▸ **Stated problem 1**: List every entry on the CC line of the bug report below.
▸ **Stated problem 2**:
Answer these from the bug report below:
(a) How many CPUs was the oslat pod launched with?
(b) What status does the bug have?
(c) How many attempts reproduced the problem?

▸ **Excerpted passage**:
>>>
Bug 1998193

Summary:	test pod in OutOfCpu error after SNO reboot
Product:	OpenShift Container Platform	Reporter:	yliu1
Component:	Node	Assignee:	Ryan Phillips <rphillips>
Node sub component:	Kubelet	QA Contact:	Sunil Choudhary <schoudha>
Status:	CLOSED DUPLICATE	Docs Contact:
Severity:	urgent
Priority:	high	CC:	alukiano, aos-bugs, ehashman, imiller, rphillips
Version:	4.9	Keywords:	Reopened
Target Milestone:	---
Target Release:	---
Hardware:	x86_64
OS:	Linux
Whiteboard:
Fixed In Version:		Doc Type:	If docs needed, set a value
Doc Text:		Story Points:	---
Clone Of:		Environment:
Last Closed:	2021-10-01 18:28:29 UTC	Type:	Bug
Regression:	---	Mount Type:	---
Documentation:	---	CRM:
Verified Versions:		Category:	---
oVirt Team:	---	RHEL 7.3 requirements from Atomic Host:
Cloudforms Team:	---	Target Upstream Version:
Embargoed:

Description yliu1 2021-08-26 14:52:30 UTC

Description of problem:

2 guaranteed test pods were launched on SNO cluster with 80 cpus and workload partitioning enabled (4 reserved and 76 isolated). oslat pod was launched with 55 cpus, and stress-ng pod was launched with 20 cpus.

After systemctl reboot SNO node, stress-ng pod stuck with OutOfcpu error.

Version-Release number of selected component (if applicable):
Server Version: 4.9.0-0.nightly-2021-08-16-154237 and 4.9.0-fc.0
Kubernetes Version: v1.22.0-rc.0+76ff583
kernel version: 4.18.0-305.2.1.rt7.74.el8_4.ocptest.5.x86_64

How reproducible:
Reproducible. (Happened 3 out of 3 times)

Steps to Reproduce:
1. Launch guaranteed test pods that requests 75 out of 76 isolated cpus
2. Soft reboot SNO node via systemctl reboot
3. Wait for cluster and test pods to recover

Actual results:
3. Cluster is recovered, but one of the test pods (stress-ng) gets stuck in OutOfcpu error.
<<<
▸ **Given material**:
>>>
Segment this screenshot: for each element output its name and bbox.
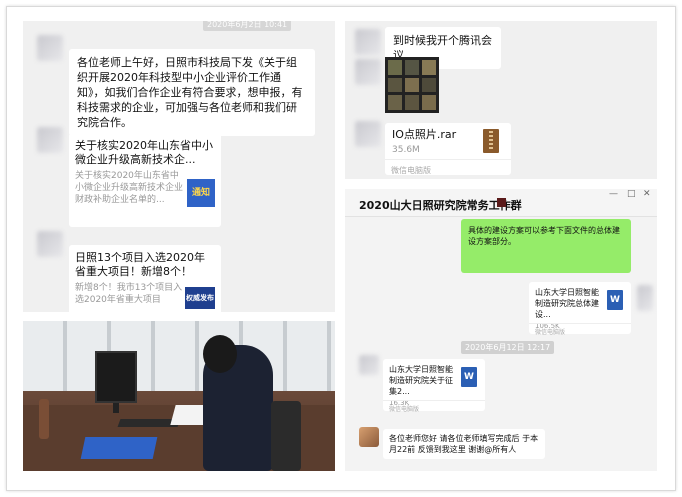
<<<
▸ **Response 1**: alukiano, aos-bugs, ehashman, imiller, rphillips

▸ **Response 2**:
(a) 55
(b) CLOSED DUPLICATE
(c) 3 out of 3